What is needed —
Take the material below and retype it in full; pictures are left out.

Extracted data —
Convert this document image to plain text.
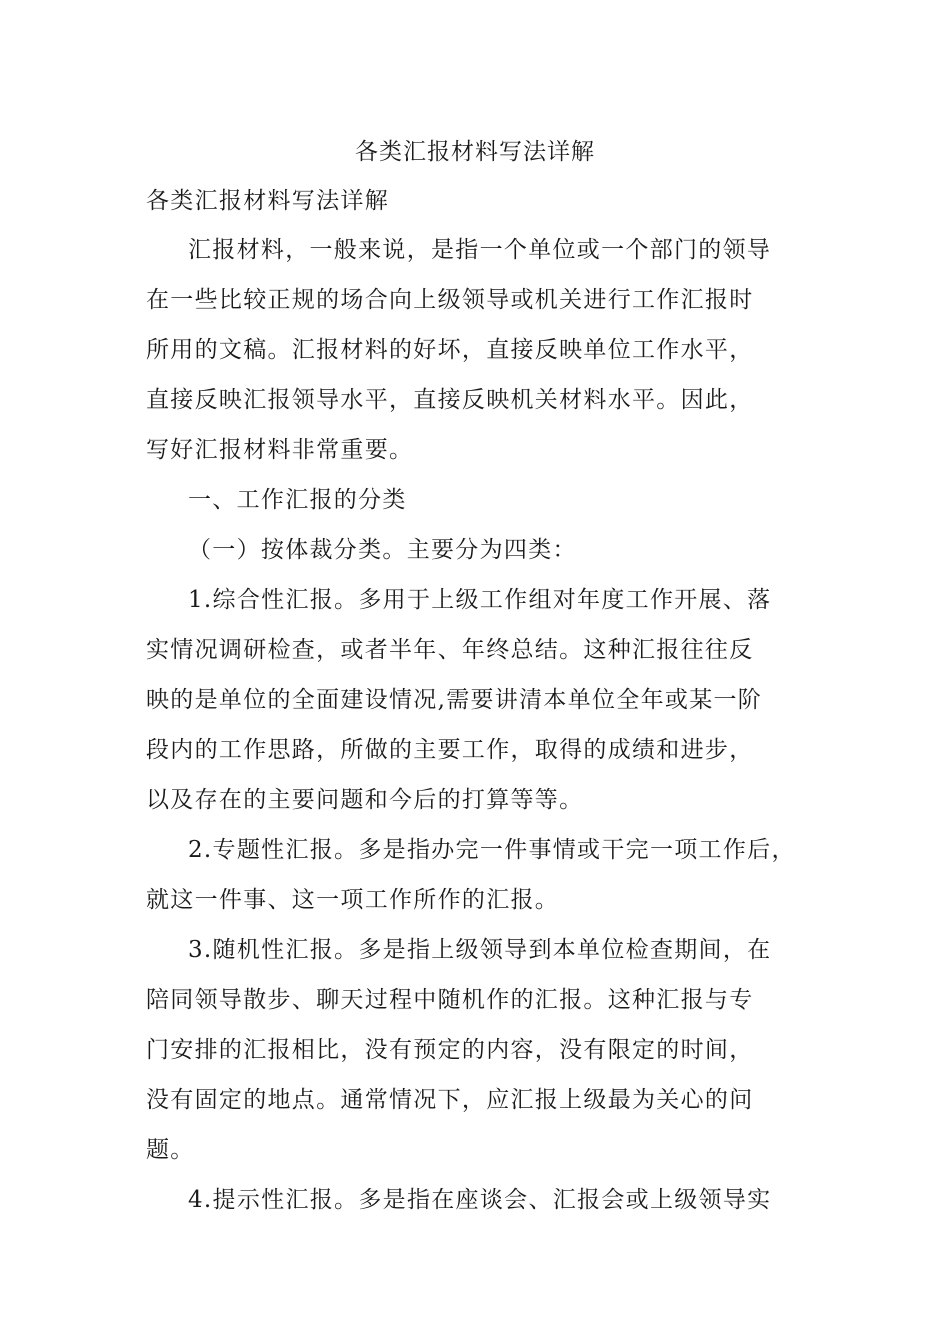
各类汇报材料写法详解
各类汇报材料写法详解
汇报材料，一般来说，是指一个单位或一个部门的领导
在一些比较正规的场合向上级领导或机关进行工作汇报时
所用的文稿。汇报材料的好坏，直接反映单位工作水平，
直接反映汇报领导水平，直接反映机关材料水平。因此，
写好汇报材料非常重要。
一、工作汇报的分类
（一）按体裁分类。主要分为四类：
1.综合性汇报。多用于上级工作组对年度工作开展、落
实情况调研检查，或者半年、年终总结。这种汇报往往反
映的是单位的全面建设情况,需要讲清本单位全年或某一阶
段内的工作思路，所做的主要工作，取得的成绩和进步，
以及存在的主要问题和今后的打算等等。
2.专题性汇报。多是指办完一件事情或干完一项工作后，
就这一件事、这一项工作所作的汇报。
3.随机性汇报。多是指上级领导到本单位检查期间，在
陪同领导散步、聊天过程中随机作的汇报。这种汇报与专
门安排的汇报相比，没有预定的内容，没有限定的时间，
没有固定的地点。通常情况下，应汇报上级最为关心的问
题。
4.提示性汇报。多是指在座谈会、汇报会或上级领导实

Result of this task —
Convert this document image to plain text.
各类汇报材料写法详解
各类汇报材料写法详解
汇报材料，一般来说，是指一个单位或一个部门的领导
在一些比较正规的场合向上级领导或机关进行工作汇报时
所用的文稿。汇报材料的好坏，直接反映单位工作水平，
直接反映汇报领导水平，直接反映机关材料水平。因此，
写好汇报材料非常重要。
一、工作汇报的分类
（一）按体裁分类。主要分为四类：
1.综合性汇报。多用于上级工作组对年度工作开展、落
实情况调研检查，或者半年、年终总结。这种汇报往往反
映的是单位的全面建设情况,需要讲清本单位全年或某一阶
段内的工作思路，所做的主要工作，取得的成绩和进步，
以及存在的主要问题和今后的打算等等。
2.专题性汇报。多是指办完一件事情或干完一项工作后，
就这一件事、这一项工作所作的汇报。
3.随机性汇报。多是指上级领导到本单位检查期间，在
陪同领导散步、聊天过程中随机作的汇报。这种汇报与专
门安排的汇报相比，没有预定的内容，没有限定的时间，
没有固定的地点。通常情况下，应汇报上级最为关心的问
题。
4.提示性汇报。多是指在座谈会、汇报会或上级领导实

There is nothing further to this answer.